◆ **DO THIS**: Take each line containing the word "title" and copy it.

◆ **DATASET ROWS**:
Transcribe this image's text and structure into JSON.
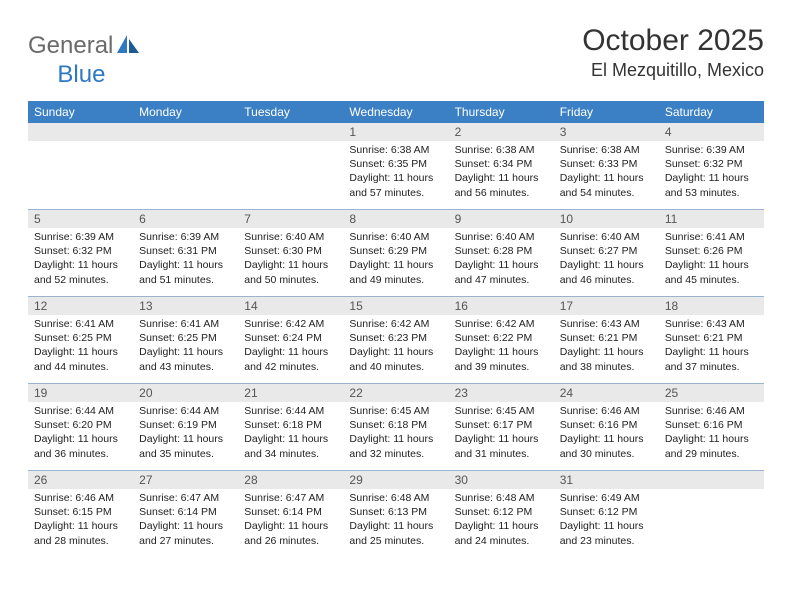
{
  "logo": {
    "text1": "General",
    "text2": "Blue"
  },
  "title": "October 2025",
  "location": "El Mezquitillo, Mexico",
  "colors": {
    "header_bg": "#3b80c4",
    "header_text": "#ffffff",
    "daynum_bg": "#e9e9e9",
    "daynum_text": "#555555",
    "divider": "#9ab4cf",
    "body_text": "#222222",
    "logo_gray": "#6a6a6a",
    "logo_blue": "#2f78c4"
  },
  "dow": [
    "Sunday",
    "Monday",
    "Tuesday",
    "Wednesday",
    "Thursday",
    "Friday",
    "Saturday"
  ],
  "weeks": [
    [
      {},
      {},
      {},
      {
        "n": "1",
        "sunrise": "Sunrise: 6:38 AM",
        "sunset": "Sunset: 6:35 PM",
        "day": "Daylight: 11 hours and 57 minutes."
      },
      {
        "n": "2",
        "sunrise": "Sunrise: 6:38 AM",
        "sunset": "Sunset: 6:34 PM",
        "day": "Daylight: 11 hours and 56 minutes."
      },
      {
        "n": "3",
        "sunrise": "Sunrise: 6:38 AM",
        "sunset": "Sunset: 6:33 PM",
        "day": "Daylight: 11 hours and 54 minutes."
      },
      {
        "n": "4",
        "sunrise": "Sunrise: 6:39 AM",
        "sunset": "Sunset: 6:32 PM",
        "day": "Daylight: 11 hours and 53 minutes."
      }
    ],
    [
      {
        "n": "5",
        "sunrise": "Sunrise: 6:39 AM",
        "sunset": "Sunset: 6:32 PM",
        "day": "Daylight: 11 hours and 52 minutes."
      },
      {
        "n": "6",
        "sunrise": "Sunrise: 6:39 AM",
        "sunset": "Sunset: 6:31 PM",
        "day": "Daylight: 11 hours and 51 minutes."
      },
      {
        "n": "7",
        "sunrise": "Sunrise: 6:40 AM",
        "sunset": "Sunset: 6:30 PM",
        "day": "Daylight: 11 hours and 50 minutes."
      },
      {
        "n": "8",
        "sunrise": "Sunrise: 6:40 AM",
        "sunset": "Sunset: 6:29 PM",
        "day": "Daylight: 11 hours and 49 minutes."
      },
      {
        "n": "9",
        "sunrise": "Sunrise: 6:40 AM",
        "sunset": "Sunset: 6:28 PM",
        "day": "Daylight: 11 hours and 47 minutes."
      },
      {
        "n": "10",
        "sunrise": "Sunrise: 6:40 AM",
        "sunset": "Sunset: 6:27 PM",
        "day": "Daylight: 11 hours and 46 minutes."
      },
      {
        "n": "11",
        "sunrise": "Sunrise: 6:41 AM",
        "sunset": "Sunset: 6:26 PM",
        "day": "Daylight: 11 hours and 45 minutes."
      }
    ],
    [
      {
        "n": "12",
        "sunrise": "Sunrise: 6:41 AM",
        "sunset": "Sunset: 6:25 PM",
        "day": "Daylight: 11 hours and 44 minutes."
      },
      {
        "n": "13",
        "sunrise": "Sunrise: 6:41 AM",
        "sunset": "Sunset: 6:25 PM",
        "day": "Daylight: 11 hours and 43 minutes."
      },
      {
        "n": "14",
        "sunrise": "Sunrise: 6:42 AM",
        "sunset": "Sunset: 6:24 PM",
        "day": "Daylight: 11 hours and 42 minutes."
      },
      {
        "n": "15",
        "sunrise": "Sunrise: 6:42 AM",
        "sunset": "Sunset: 6:23 PM",
        "day": "Daylight: 11 hours and 40 minutes."
      },
      {
        "n": "16",
        "sunrise": "Sunrise: 6:42 AM",
        "sunset": "Sunset: 6:22 PM",
        "day": "Daylight: 11 hours and 39 minutes."
      },
      {
        "n": "17",
        "sunrise": "Sunrise: 6:43 AM",
        "sunset": "Sunset: 6:21 PM",
        "day": "Daylight: 11 hours and 38 minutes."
      },
      {
        "n": "18",
        "sunrise": "Sunrise: 6:43 AM",
        "sunset": "Sunset: 6:21 PM",
        "day": "Daylight: 11 hours and 37 minutes."
      }
    ],
    [
      {
        "n": "19",
        "sunrise": "Sunrise: 6:44 AM",
        "sunset": "Sunset: 6:20 PM",
        "day": "Daylight: 11 hours and 36 minutes."
      },
      {
        "n": "20",
        "sunrise": "Sunrise: 6:44 AM",
        "sunset": "Sunset: 6:19 PM",
        "day": "Daylight: 11 hours and 35 minutes."
      },
      {
        "n": "21",
        "sunrise": "Sunrise: 6:44 AM",
        "sunset": "Sunset: 6:18 PM",
        "day": "Daylight: 11 hours and 34 minutes."
      },
      {
        "n": "22",
        "sunrise": "Sunrise: 6:45 AM",
        "sunset": "Sunset: 6:18 PM",
        "day": "Daylight: 11 hours and 32 minutes."
      },
      {
        "n": "23",
        "sunrise": "Sunrise: 6:45 AM",
        "sunset": "Sunset: 6:17 PM",
        "day": "Daylight: 11 hours and 31 minutes."
      },
      {
        "n": "24",
        "sunrise": "Sunrise: 6:46 AM",
        "sunset": "Sunset: 6:16 PM",
        "day": "Daylight: 11 hours and 30 minutes."
      },
      {
        "n": "25",
        "sunrise": "Sunrise: 6:46 AM",
        "sunset": "Sunset: 6:16 PM",
        "day": "Daylight: 11 hours and 29 minutes."
      }
    ],
    [
      {
        "n": "26",
        "sunrise": "Sunrise: 6:46 AM",
        "sunset": "Sunset: 6:15 PM",
        "day": "Daylight: 11 hours and 28 minutes."
      },
      {
        "n": "27",
        "sunrise": "Sunrise: 6:47 AM",
        "sunset": "Sunset: 6:14 PM",
        "day": "Daylight: 11 hours and 27 minutes."
      },
      {
        "n": "28",
        "sunrise": "Sunrise: 6:47 AM",
        "sunset": "Sunset: 6:14 PM",
        "day": "Daylight: 11 hours and 26 minutes."
      },
      {
        "n": "29",
        "sunrise": "Sunrise: 6:48 AM",
        "sunset": "Sunset: 6:13 PM",
        "day": "Daylight: 11 hours and 25 minutes."
      },
      {
        "n": "30",
        "sunrise": "Sunrise: 6:48 AM",
        "sunset": "Sunset: 6:12 PM",
        "day": "Daylight: 11 hours and 24 minutes."
      },
      {
        "n": "31",
        "sunrise": "Sunrise: 6:49 AM",
        "sunset": "Sunset: 6:12 PM",
        "day": "Daylight: 11 hours and 23 minutes."
      },
      {}
    ]
  ]
}
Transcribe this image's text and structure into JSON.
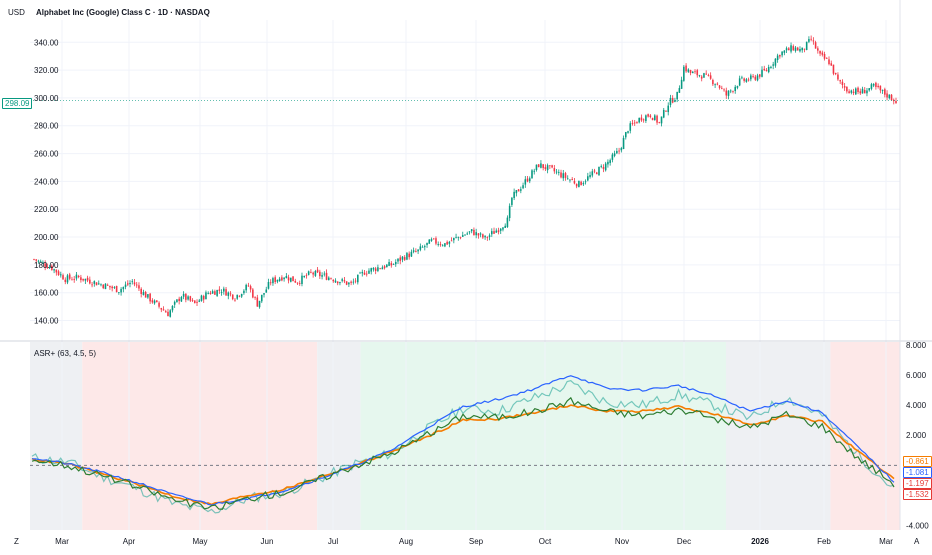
{
  "header": {
    "currency": "USD",
    "title": "Alphabet Inc (Google) Class C · 1D · NASDAQ"
  },
  "price_tag": "298.09",
  "indicator": {
    "label": "ASR+ (63, 4.5, 5)",
    "value_tags": [
      {
        "text": "-0.861",
        "color": "#f57c00"
      },
      {
        "text": "-1.081",
        "color": "#2962ff"
      },
      {
        "text": "-1.197",
        "color": "#e53935"
      },
      {
        "text": "-1.532",
        "color": "#e53935"
      }
    ]
  },
  "corner_left": "Z",
  "corner_right": "A",
  "colors": {
    "up": "#089981",
    "down": "#f23645",
    "grid": "#f0f3fa",
    "axis_text": "#131722",
    "bg_red": "#fde8e8",
    "bg_green": "#e6f7ee",
    "bg_gray": "#eef0f3"
  },
  "chart_data": [
    {
      "type": "candlestick",
      "title": "Alphabet Inc (Google) Class C · 1D · NASDAQ",
      "ylabel": "USD",
      "y_ticks": [
        "340.00",
        "320.00",
        "300.00",
        "280.00",
        "260.00",
        "240.00",
        "220.00",
        "200.00",
        "180.00",
        "160.00",
        "140.00"
      ],
      "ylim": [
        126,
        356
      ],
      "x_ticks": [
        "Mar",
        "Apr",
        "May",
        "Jun",
        "Jul",
        "Aug",
        "Sep",
        "Oct",
        "Nov",
        "Dec",
        "2026",
        "Feb",
        "Mar"
      ],
      "close_path": [
        [
          0,
          184
        ],
        [
          8,
          178
        ],
        [
          14,
          170
        ],
        [
          20,
          171
        ],
        [
          26,
          168
        ],
        [
          32,
          165
        ],
        [
          38,
          162
        ],
        [
          44,
          168
        ],
        [
          50,
          158
        ],
        [
          56,
          150
        ],
        [
          60,
          145
        ],
        [
          66,
          158
        ],
        [
          72,
          152
        ],
        [
          78,
          160
        ],
        [
          84,
          162
        ],
        [
          90,
          157
        ],
        [
          96,
          165
        ],
        [
          100,
          152
        ],
        [
          106,
          168
        ],
        [
          112,
          172
        ],
        [
          118,
          168
        ],
        [
          124,
          174
        ],
        [
          130,
          172
        ],
        [
          136,
          169
        ],
        [
          142,
          166
        ],
        [
          148,
          175
        ],
        [
          154,
          178
        ],
        [
          160,
          180
        ],
        [
          166,
          186
        ],
        [
          172,
          190
        ],
        [
          178,
          197
        ],
        [
          184,
          195
        ],
        [
          190,
          200
        ],
        [
          196,
          204
        ],
        [
          202,
          199
        ],
        [
          208,
          206
        ],
        [
          212,
          212
        ],
        [
          214,
          228
        ],
        [
          220,
          240
        ],
        [
          226,
          252
        ],
        [
          232,
          248
        ],
        [
          238,
          243
        ],
        [
          244,
          238
        ],
        [
          250,
          245
        ],
        [
          256,
          252
        ],
        [
          262,
          262
        ],
        [
          266,
          278
        ],
        [
          272,
          286
        ],
        [
          276,
          288
        ],
        [
          280,
          282
        ],
        [
          284,
          296
        ],
        [
          288,
          302
        ],
        [
          291,
          322
        ],
        [
          294,
          318
        ],
        [
          300,
          316
        ],
        [
          306,
          310
        ],
        [
          310,
          302
        ],
        [
          316,
          312
        ],
        [
          322,
          314
        ],
        [
          328,
          320
        ],
        [
          334,
          332
        ],
        [
          340,
          336
        ],
        [
          344,
          334
        ],
        [
          348,
          342
        ],
        [
          352,
          330
        ],
        [
          356,
          326
        ],
        [
          360,
          312
        ],
        [
          364,
          306
        ],
        [
          370,
          304
        ],
        [
          376,
          308
        ],
        [
          382,
          302
        ],
        [
          386,
          298
        ]
      ],
      "last_price": 298.09
    },
    {
      "type": "line",
      "title": "ASR+ (63, 4.5, 5)",
      "y_ticks": [
        "8.000",
        "6.000",
        "4.000",
        "2.000",
        "-4.000"
      ],
      "ylim": [
        -4.3,
        8.2
      ],
      "baseline": 0,
      "series": [
        {
          "color": "#26a69a",
          "values": [
            0.5,
            0.2,
            -0.8,
            -1.6,
            -2.6,
            -3.1,
            -2.2,
            -1.8,
            -0.9,
            0.1,
            0.8,
            2.4,
            3.8,
            3.6,
            4.5,
            5.4,
            4.2,
            4.0,
            4.7,
            4.0,
            3.1,
            4.5,
            3.3,
            0.7,
            -1.6
          ]
        },
        {
          "color": "#f57c00",
          "values": [
            0.4,
            0.1,
            -0.6,
            -1.3,
            -2.1,
            -2.6,
            -2.0,
            -1.6,
            -0.8,
            0.0,
            0.9,
            1.9,
            3.0,
            3.1,
            3.5,
            4.0,
            3.6,
            3.6,
            3.9,
            3.4,
            2.7,
            3.3,
            2.9,
            0.9,
            -0.9
          ]
        },
        {
          "color": "#2962ff",
          "values": [
            0.5,
            0.1,
            -0.5,
            -1.2,
            -2.0,
            -2.6,
            -2.2,
            -1.7,
            -0.9,
            0.0,
            1.0,
            2.5,
            3.9,
            4.4,
            5.1,
            6.0,
            5.1,
            5.0,
            5.3,
            4.6,
            3.6,
            4.3,
            3.5,
            1.2,
            -1.1
          ]
        },
        {
          "color": "#2e7d32",
          "values": [
            0.4,
            0.0,
            -0.7,
            -1.5,
            -2.3,
            -2.9,
            -2.2,
            -1.8,
            -0.9,
            0.0,
            0.8,
            2.0,
            3.3,
            3.2,
            3.6,
            4.3,
            3.6,
            3.3,
            3.7,
            3.1,
            2.5,
            3.4,
            2.6,
            0.5,
            -1.2
          ]
        }
      ]
    }
  ]
}
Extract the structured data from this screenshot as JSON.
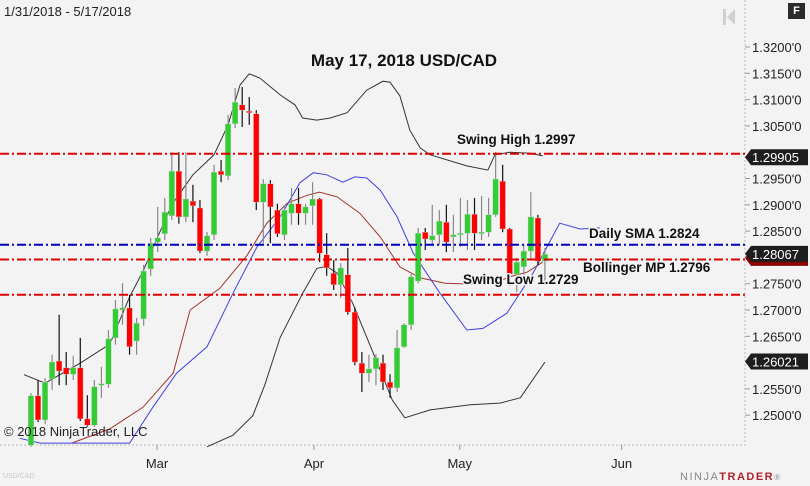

◆ **SOLUTION FOR THIS TASK**:
  "title": "October 2025",
    "title": "Alphabet Inc (Google) Class C · 1D · NASDAQ"
      "title": "Alphabet Inc (Google) Class C · 1D · NASDAQ",
      "title": "ASR+ (63, 4.5, 5)",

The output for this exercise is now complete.